--- Records ---

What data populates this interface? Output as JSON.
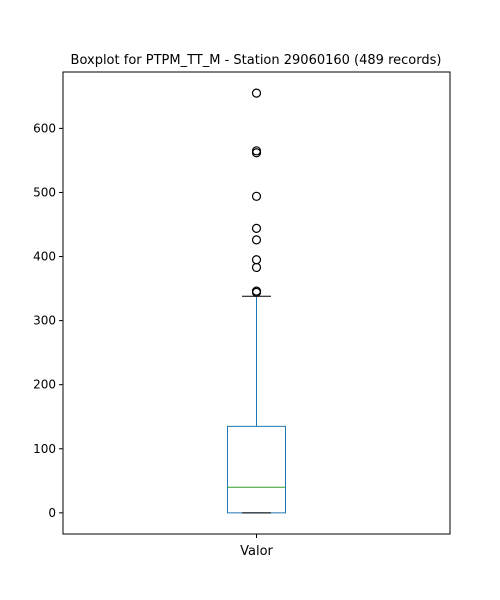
{
  "chart_data": {
    "type": "box",
    "title": "Boxplot for PTPM_TT_M - Station 29060160 (489 records)",
    "xlabel": "",
    "ylabel": "",
    "categories": [
      "Valor"
    ],
    "ylim": [
      -33,
      688
    ],
    "yticks": [
      0,
      100,
      200,
      300,
      400,
      500,
      600
    ],
    "grid": false,
    "box": {
      "whisker_low": 0,
      "q1": 0,
      "median": 40,
      "q3": 135,
      "whisker_high": 338
    },
    "outliers": [
      344,
      346,
      383,
      395,
      426,
      444,
      494,
      562,
      565,
      655
    ],
    "colors": {
      "box": "#1f77b4",
      "median": "#2ca02c",
      "cap": "#000000",
      "outlier": "#000000"
    }
  }
}
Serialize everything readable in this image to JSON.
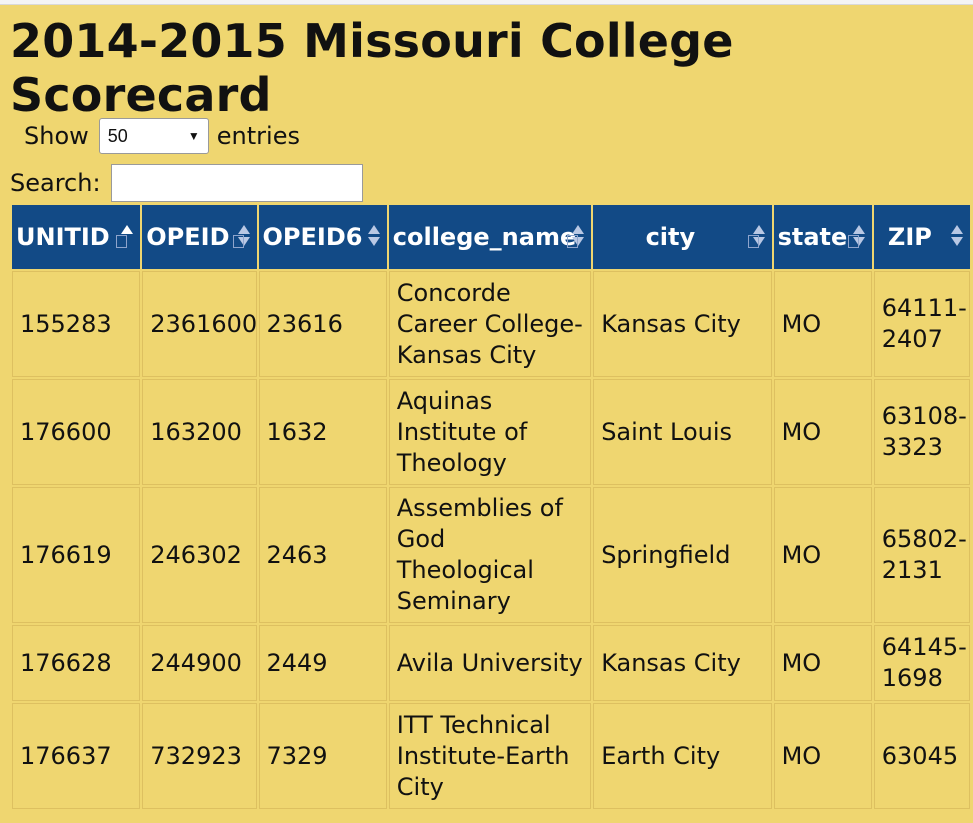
{
  "page": {
    "title": "2014-2015 Missouri College Scorecard"
  },
  "length_control": {
    "prefix": "Show",
    "selected": "50",
    "suffix": "entries"
  },
  "search": {
    "label": "Search:",
    "value": ""
  },
  "table": {
    "columns": [
      "UNITID",
      "OPEID",
      "OPEID6",
      "college_name",
      "city",
      "state",
      "ZIP"
    ],
    "sorted_column": "UNITID",
    "sort_direction": "asc",
    "rows": [
      [
        "155283",
        "2361600",
        "23616",
        "Concorde Career College-Kansas City",
        "Kansas City",
        "MO",
        "64111-2407"
      ],
      [
        "176600",
        "163200",
        "1632",
        "Aquinas Institute of Theology",
        "Saint Louis",
        "MO",
        "63108-3323"
      ],
      [
        "176619",
        "246302",
        "2463",
        "Assemblies of God Theological Seminary",
        "Springfield",
        "MO",
        "65802-2131"
      ],
      [
        "176628",
        "244900",
        "2449",
        "Avila University",
        "Kansas City",
        "MO",
        "64145-1698"
      ],
      [
        "176637",
        "732923",
        "7329",
        "ITT Technical Institute-Earth City",
        "Earth City",
        "MO",
        "63045"
      ]
    ]
  },
  "colors": {
    "header_bg": "#124a86",
    "page_bg": "#efd670"
  }
}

---

Read the entries above, then pull out the lines that include "JSON".

What data populates this interface? Output as JSON.
Serialize everything readable in this image to JSON.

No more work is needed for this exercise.